▸ Direction: What is the number of lines in these entries that contain "xlabel"? State it alone.
begin Data in this exercise
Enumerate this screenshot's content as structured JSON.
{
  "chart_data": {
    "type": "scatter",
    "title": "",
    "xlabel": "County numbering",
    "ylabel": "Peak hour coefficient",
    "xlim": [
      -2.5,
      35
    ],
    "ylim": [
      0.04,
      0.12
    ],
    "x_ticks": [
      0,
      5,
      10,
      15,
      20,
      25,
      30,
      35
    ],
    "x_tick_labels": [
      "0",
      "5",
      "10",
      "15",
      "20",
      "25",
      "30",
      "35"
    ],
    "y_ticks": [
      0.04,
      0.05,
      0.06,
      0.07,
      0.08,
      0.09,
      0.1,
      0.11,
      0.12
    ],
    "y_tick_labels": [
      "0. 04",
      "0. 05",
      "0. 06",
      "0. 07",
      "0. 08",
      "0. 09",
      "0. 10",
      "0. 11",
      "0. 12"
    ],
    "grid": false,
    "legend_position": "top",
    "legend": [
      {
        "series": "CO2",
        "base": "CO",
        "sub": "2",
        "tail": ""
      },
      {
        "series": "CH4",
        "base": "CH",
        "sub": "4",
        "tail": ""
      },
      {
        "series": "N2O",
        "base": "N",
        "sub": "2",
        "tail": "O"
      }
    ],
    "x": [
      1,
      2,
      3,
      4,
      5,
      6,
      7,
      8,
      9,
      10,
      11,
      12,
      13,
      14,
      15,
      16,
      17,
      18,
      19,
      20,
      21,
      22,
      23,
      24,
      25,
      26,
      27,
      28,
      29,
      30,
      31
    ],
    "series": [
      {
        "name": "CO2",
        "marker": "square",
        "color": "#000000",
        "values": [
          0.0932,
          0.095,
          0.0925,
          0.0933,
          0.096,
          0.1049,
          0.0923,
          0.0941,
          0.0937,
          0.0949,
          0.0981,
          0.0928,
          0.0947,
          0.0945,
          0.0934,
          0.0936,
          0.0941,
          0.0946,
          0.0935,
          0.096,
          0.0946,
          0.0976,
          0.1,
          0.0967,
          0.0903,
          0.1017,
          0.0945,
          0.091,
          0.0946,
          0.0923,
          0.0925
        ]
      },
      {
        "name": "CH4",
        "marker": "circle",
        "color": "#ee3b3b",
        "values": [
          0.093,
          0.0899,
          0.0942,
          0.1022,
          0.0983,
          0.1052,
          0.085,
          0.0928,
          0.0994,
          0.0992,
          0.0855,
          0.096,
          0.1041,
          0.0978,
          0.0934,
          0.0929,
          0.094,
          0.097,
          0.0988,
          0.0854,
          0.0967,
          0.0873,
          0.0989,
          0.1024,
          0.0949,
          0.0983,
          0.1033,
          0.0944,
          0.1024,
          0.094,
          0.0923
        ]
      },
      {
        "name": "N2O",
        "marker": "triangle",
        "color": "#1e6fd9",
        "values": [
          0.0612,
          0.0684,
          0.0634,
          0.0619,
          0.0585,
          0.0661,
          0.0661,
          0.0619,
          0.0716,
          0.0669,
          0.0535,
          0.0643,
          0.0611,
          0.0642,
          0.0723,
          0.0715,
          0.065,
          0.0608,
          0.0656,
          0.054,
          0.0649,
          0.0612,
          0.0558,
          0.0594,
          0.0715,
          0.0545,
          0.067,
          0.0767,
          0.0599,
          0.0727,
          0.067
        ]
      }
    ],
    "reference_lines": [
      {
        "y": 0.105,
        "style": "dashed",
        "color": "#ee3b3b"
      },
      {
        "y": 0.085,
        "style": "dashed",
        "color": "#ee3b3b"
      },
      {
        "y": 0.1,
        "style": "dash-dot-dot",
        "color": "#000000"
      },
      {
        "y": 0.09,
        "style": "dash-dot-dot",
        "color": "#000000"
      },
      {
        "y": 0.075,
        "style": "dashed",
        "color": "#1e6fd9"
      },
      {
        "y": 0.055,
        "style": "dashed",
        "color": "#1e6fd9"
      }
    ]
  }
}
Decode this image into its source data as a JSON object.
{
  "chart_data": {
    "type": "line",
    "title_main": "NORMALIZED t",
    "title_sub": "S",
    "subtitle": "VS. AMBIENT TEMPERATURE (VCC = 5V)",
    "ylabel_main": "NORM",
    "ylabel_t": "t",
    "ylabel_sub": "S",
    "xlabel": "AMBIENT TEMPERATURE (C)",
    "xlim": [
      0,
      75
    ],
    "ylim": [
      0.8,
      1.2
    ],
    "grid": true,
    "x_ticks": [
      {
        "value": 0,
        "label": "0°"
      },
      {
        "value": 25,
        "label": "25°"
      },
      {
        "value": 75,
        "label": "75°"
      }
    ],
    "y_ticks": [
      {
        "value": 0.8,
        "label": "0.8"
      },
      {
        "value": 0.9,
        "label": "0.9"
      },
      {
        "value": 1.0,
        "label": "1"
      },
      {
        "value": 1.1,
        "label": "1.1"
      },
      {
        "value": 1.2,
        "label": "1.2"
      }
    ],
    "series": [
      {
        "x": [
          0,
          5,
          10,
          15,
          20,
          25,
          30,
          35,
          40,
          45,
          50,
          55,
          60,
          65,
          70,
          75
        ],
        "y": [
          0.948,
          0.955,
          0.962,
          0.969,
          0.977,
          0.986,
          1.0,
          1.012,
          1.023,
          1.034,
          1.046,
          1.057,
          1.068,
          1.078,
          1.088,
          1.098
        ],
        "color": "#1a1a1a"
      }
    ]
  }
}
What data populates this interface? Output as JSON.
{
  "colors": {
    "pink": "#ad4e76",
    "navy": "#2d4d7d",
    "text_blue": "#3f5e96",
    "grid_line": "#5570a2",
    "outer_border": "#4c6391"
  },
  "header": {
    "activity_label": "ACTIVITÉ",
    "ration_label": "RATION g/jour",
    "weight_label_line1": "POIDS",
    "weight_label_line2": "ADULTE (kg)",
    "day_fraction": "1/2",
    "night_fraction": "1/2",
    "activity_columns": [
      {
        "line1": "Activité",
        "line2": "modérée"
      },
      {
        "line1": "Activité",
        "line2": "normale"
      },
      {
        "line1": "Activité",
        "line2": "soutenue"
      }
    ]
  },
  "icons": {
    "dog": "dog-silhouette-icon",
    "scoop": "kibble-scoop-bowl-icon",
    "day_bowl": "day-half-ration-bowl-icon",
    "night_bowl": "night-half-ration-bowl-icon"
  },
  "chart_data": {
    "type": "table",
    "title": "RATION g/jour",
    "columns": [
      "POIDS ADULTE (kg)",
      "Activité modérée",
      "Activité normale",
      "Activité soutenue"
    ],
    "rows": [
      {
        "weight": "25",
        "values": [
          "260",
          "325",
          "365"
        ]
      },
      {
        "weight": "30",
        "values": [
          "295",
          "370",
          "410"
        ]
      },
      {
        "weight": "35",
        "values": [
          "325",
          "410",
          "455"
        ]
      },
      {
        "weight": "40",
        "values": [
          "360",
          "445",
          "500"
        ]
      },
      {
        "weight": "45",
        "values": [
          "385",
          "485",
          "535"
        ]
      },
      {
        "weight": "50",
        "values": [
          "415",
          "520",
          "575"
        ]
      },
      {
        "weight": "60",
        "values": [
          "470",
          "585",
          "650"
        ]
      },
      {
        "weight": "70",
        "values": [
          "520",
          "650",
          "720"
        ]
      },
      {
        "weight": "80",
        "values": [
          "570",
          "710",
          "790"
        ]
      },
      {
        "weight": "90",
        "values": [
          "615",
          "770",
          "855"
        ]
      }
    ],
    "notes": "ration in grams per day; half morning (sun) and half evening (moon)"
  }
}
end Data in this exercise
▸ Exercise solution: 2